Stated problem: Gather every line below where "Government" appears.

[Stored records]
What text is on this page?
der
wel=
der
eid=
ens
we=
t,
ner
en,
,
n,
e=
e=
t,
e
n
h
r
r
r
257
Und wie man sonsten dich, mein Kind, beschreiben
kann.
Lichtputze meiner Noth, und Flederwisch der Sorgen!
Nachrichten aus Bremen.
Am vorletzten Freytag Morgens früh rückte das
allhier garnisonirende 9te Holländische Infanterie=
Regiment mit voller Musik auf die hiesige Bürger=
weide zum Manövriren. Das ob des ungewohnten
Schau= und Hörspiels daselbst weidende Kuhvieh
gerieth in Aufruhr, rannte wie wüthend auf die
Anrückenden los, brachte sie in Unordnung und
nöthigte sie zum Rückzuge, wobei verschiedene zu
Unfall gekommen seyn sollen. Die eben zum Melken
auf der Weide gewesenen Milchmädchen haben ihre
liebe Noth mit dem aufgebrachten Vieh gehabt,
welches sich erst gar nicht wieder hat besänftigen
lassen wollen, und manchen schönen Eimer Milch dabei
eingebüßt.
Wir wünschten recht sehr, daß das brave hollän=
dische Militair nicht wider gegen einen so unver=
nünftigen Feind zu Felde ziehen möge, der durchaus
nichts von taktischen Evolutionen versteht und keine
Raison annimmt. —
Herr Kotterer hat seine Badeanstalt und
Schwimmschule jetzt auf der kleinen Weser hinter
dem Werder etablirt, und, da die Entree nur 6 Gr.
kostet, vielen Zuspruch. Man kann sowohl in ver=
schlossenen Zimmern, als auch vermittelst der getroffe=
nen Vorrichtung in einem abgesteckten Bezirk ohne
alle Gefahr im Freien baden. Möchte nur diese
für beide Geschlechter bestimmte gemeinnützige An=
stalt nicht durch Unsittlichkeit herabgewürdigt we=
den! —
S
--
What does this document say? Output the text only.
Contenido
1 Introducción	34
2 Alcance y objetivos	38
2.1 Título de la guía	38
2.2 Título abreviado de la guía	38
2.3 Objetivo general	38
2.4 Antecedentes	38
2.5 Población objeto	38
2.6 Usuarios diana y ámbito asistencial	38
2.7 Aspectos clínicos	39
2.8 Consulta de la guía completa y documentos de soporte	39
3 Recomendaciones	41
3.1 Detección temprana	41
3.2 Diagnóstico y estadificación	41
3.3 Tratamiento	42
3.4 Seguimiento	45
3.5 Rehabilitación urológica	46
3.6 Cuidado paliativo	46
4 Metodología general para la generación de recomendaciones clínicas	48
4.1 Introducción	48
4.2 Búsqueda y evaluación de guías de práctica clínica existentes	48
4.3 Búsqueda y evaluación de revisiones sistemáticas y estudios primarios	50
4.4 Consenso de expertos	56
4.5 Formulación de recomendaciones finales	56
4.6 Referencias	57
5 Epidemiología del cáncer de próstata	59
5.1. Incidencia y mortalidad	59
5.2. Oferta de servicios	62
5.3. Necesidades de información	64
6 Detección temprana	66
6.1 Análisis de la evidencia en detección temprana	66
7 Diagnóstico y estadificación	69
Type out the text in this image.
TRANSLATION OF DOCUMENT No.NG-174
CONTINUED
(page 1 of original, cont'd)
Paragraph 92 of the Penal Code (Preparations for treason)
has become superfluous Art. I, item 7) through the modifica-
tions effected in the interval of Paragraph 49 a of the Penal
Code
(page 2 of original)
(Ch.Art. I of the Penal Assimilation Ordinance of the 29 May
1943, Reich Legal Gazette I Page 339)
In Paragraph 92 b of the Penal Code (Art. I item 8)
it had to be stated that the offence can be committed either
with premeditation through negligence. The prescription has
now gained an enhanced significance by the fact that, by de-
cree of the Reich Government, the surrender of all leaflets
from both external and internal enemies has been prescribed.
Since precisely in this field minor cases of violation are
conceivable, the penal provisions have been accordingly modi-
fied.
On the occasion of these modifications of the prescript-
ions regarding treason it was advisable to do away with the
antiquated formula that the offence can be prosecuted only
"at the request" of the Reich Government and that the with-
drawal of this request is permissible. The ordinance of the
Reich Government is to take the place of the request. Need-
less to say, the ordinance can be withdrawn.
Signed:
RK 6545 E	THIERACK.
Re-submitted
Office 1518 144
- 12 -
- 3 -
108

Response to this task:
cree of the Reich Government, the surrender of all leaflets
"at the request" of the Reich Government and that the with-
Reich Government is to take the place of the request. Need-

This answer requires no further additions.